— Start Provided records —

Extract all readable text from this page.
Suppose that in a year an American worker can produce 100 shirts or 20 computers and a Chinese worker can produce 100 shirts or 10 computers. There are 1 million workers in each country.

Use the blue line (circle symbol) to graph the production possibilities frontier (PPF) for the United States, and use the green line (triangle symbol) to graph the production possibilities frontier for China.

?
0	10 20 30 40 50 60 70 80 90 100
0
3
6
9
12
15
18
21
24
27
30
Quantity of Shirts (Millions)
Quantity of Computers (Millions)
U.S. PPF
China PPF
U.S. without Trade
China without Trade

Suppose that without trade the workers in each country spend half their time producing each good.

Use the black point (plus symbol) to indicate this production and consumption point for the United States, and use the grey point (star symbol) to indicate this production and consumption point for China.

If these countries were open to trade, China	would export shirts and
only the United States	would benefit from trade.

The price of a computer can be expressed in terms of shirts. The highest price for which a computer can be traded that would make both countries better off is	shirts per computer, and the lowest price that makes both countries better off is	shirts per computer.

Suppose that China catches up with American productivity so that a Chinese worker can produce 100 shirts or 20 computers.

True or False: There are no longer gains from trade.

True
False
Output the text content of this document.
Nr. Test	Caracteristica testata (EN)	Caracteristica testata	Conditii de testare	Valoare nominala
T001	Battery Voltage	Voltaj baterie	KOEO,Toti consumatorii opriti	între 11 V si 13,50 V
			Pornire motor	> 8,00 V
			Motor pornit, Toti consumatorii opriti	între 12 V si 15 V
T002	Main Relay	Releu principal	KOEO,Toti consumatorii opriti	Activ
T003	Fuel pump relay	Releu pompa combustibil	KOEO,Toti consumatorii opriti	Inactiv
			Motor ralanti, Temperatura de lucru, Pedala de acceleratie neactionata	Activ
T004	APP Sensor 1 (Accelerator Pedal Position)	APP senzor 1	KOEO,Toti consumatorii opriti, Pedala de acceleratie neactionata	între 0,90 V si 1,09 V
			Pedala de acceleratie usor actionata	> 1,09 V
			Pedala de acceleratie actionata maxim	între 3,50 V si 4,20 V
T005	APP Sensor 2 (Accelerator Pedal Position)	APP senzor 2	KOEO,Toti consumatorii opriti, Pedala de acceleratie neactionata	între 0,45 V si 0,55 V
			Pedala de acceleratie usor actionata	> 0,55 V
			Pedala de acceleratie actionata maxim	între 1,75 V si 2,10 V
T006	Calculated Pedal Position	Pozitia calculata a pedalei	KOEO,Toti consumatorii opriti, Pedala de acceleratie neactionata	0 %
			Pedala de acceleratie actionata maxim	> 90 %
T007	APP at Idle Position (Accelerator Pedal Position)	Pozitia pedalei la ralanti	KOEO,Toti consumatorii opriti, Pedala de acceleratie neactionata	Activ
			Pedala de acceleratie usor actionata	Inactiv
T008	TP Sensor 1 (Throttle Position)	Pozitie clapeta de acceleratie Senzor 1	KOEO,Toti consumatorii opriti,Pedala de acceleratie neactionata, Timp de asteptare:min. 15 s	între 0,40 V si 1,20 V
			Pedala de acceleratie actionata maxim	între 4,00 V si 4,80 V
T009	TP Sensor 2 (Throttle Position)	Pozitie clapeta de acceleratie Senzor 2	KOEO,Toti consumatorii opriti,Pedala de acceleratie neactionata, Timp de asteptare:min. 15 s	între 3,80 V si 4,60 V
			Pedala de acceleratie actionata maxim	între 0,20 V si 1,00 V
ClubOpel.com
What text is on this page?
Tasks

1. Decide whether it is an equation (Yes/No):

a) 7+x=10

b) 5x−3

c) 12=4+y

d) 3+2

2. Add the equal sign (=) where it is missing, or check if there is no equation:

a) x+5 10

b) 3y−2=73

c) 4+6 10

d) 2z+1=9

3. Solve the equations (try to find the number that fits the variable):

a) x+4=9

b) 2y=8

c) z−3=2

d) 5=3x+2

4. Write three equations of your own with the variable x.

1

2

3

— End Provided records —

* _Brief_: Repeat, with no changes, each line from the one with "What text is on this page?" to the end of the listing, including both ends and nothing else.

* _Correct output_:
What text is on this page?
Tasks

1. Decide whether it is an equation (Yes/No):

a) 7+x=10

b) 5x−3

c) 12=4+y

d) 3+2

2. Add the equal sign (=) where it is missing, or check if there is no equation:

a) x+5 10

b) 3y−2=73

c) 4+6 10

d) 2z+1=9

3. Solve the equations (try to find the number that fits the variable):

a) x+4=9

b) 2y=8

c) z−3=2

d) 5=3x+2

4. Write three equations of your own with the variable x.

1

2

3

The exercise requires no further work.